Reproduce each of the lines word for word.

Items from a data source
# # # # #
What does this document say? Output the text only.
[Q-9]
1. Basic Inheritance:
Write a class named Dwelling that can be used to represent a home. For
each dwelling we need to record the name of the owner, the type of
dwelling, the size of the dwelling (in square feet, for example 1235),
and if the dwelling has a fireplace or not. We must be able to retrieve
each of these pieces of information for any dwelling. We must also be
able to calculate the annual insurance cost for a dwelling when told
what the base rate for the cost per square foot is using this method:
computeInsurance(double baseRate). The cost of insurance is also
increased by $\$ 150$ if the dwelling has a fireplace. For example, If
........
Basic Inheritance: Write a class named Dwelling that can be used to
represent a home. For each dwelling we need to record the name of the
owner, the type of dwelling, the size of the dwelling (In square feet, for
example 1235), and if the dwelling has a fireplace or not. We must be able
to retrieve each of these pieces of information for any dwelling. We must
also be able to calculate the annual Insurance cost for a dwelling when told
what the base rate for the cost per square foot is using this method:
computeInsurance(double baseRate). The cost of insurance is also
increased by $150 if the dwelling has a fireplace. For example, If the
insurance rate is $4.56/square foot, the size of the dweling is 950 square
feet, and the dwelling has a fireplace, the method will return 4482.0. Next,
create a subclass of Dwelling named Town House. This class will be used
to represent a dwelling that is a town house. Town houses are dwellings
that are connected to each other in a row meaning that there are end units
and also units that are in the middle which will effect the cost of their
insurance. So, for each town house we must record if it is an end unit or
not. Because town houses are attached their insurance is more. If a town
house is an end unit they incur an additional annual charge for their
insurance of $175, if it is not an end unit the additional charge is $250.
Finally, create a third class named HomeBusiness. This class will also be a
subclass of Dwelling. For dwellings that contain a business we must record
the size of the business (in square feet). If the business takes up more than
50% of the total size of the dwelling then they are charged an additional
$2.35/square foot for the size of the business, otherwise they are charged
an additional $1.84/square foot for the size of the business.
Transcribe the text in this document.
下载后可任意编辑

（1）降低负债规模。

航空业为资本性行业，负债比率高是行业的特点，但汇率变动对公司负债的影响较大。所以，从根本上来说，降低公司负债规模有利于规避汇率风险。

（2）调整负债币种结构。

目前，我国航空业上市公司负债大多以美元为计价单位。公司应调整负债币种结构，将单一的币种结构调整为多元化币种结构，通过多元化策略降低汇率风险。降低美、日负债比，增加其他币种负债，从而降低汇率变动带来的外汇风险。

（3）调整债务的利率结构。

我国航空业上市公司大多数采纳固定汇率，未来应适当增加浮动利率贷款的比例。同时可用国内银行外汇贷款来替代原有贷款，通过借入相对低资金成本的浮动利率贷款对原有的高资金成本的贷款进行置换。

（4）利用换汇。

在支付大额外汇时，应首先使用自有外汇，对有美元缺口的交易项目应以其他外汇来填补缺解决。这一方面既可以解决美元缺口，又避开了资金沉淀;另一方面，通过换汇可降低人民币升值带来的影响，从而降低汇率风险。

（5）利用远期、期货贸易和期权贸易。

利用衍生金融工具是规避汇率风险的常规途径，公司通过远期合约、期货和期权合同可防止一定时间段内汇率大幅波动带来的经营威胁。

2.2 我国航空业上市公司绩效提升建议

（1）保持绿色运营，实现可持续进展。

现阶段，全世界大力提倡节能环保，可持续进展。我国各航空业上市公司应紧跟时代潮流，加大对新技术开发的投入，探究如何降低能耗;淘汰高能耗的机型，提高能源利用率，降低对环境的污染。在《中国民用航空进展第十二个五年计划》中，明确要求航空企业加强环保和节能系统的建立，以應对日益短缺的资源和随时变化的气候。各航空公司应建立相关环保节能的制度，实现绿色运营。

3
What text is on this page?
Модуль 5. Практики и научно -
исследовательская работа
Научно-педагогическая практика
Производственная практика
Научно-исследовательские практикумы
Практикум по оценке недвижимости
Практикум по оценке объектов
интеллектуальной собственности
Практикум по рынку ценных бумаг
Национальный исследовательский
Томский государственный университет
# # # # #
*Output*.
What does this document say? Output the text only.
[Q-9]
1. Basic Inheritance:
Write a class named Dwelling that can be used to represent a home. For
each dwelling we need to record the name of the owner, the type of
dwelling, the size of the dwelling (in square feet, for example 1235),
and if the dwelling has a fireplace or not. We must be able to retrieve
each of these pieces of information for any dwelling. We must also be
able to calculate the annual insurance cost for a dwelling when told
what the base rate for the cost per square foot is using this method:
computeInsurance(double baseRate). The cost of insurance is also
increased by $\$ 150$ if the dwelling has a fireplace. For example, If
........
Basic Inheritance: Write a class named Dwelling that can be used to
represent a home. For each dwelling we need to record the name of the
owner, the type of dwelling, the size of the dwelling (In square feet, for
example 1235), and if the dwelling has a fireplace or not. We must be able
to retrieve each of these pieces of information for any dwelling. We must
also be able to calculate the annual Insurance cost for a dwelling when told
what the base rate for the cost per square foot is using this method:
computeInsurance(double baseRate). The cost of insurance is also
increased by $150 if the dwelling has a fireplace. For example, If the
insurance rate is $4.56/square foot, the size of the dweling is 950 square
feet, and the dwelling has a fireplace, the method will return 4482.0. Next,
create a subclass of Dwelling named Town House. This class will be used
to represent a dwelling that is a town house. Town houses are dwellings
that are connected to each other in a row meaning that there are end units
and also units that are in the middle which will effect the cost of their
insurance. So, for each town house we must record if it is an end unit or
not. Because town houses are attached their insurance is more. If a town
house is an end unit they incur an additional annual charge for their
insurance of $175, if it is not an end unit the additional charge is $250.
Finally, create a third class named HomeBusiness. This class will also be a
subclass of Dwelling. For dwellings that contain a business we must record
the size of the business (in square feet). If the business takes up more than
50% of the total size of the dwelling then they are charged an additional
$2.35/square foot for the size of the business, otherwise they are charged
an additional $1.84/square foot for the size of the business.
Transcribe the text in this document.
下载后可任意编辑

（1）降低负债规模。

航空业为资本性行业，负债比率高是行业的特点，但汇率变动对公司负债的影响较大。所以，从根本上来说，降低公司负债规模有利于规避汇率风险。

（2）调整负债币种结构。

目前，我国航空业上市公司负债大多以美元为计价单位。公司应调整负债币种结构，将单一的币种结构调整为多元化币种结构，通过多元化策略降低汇率风险。降低美、日负债比，增加其他币种负债，从而降低汇率变动带来的外汇风险。

（3）调整债务的利率结构。

我国航空业上市公司大多数采纳固定汇率，未来应适当增加浮动利率贷款的比例。同时可用国内银行外汇贷款来替代原有贷款，通过借入相对低资金成本的浮动利率贷款对原有的高资金成本的贷款进行置换。

（4）利用换汇。

在支付大额外汇时，应首先使用自有外汇，对有美元缺口的交易项目应以其他外汇来填补缺解决。这一方面既可以解决美元缺口，又避开了资金沉淀;另一方面，通过换汇可降低人民币升值带来的影响，从而降低汇率风险。

（5）利用远期、期货贸易和期权贸易。

利用衍生金融工具是规避汇率风险的常规途径，公司通过远期合约、期货和期权合同可防止一定时间段内汇率大幅波动带来的经营威胁。

2.2 我国航空业上市公司绩效提升建议

（1）保持绿色运营，实现可持续进展。

现阶段，全世界大力提倡节能环保，可持续进展。我国各航空业上市公司应紧跟时代潮流，加大对新技术开发的投入，探究如何降低能耗;淘汰高能耗的机型，提高能源利用率，降低对环境的污染。在《中国民用航空进展第十二个五年计划》中，明确要求航空企业加强环保和节能系统的建立，以應对日益短缺的资源和随时变化的气候。各航空公司应建立相关环保节能的制度，实现绿色运营。

3
What text is on this page?
Модуль 5. Практики и научно -
исследовательская работа
Научно-педагогическая практика
Производственная практика
Научно-исследовательские практикумы
Практикум по оценке недвижимости
Практикум по оценке объектов
интеллектуальной собственности
Практикум по рынку ценных бумаг
Национальный исследовательский
Томский государственный университет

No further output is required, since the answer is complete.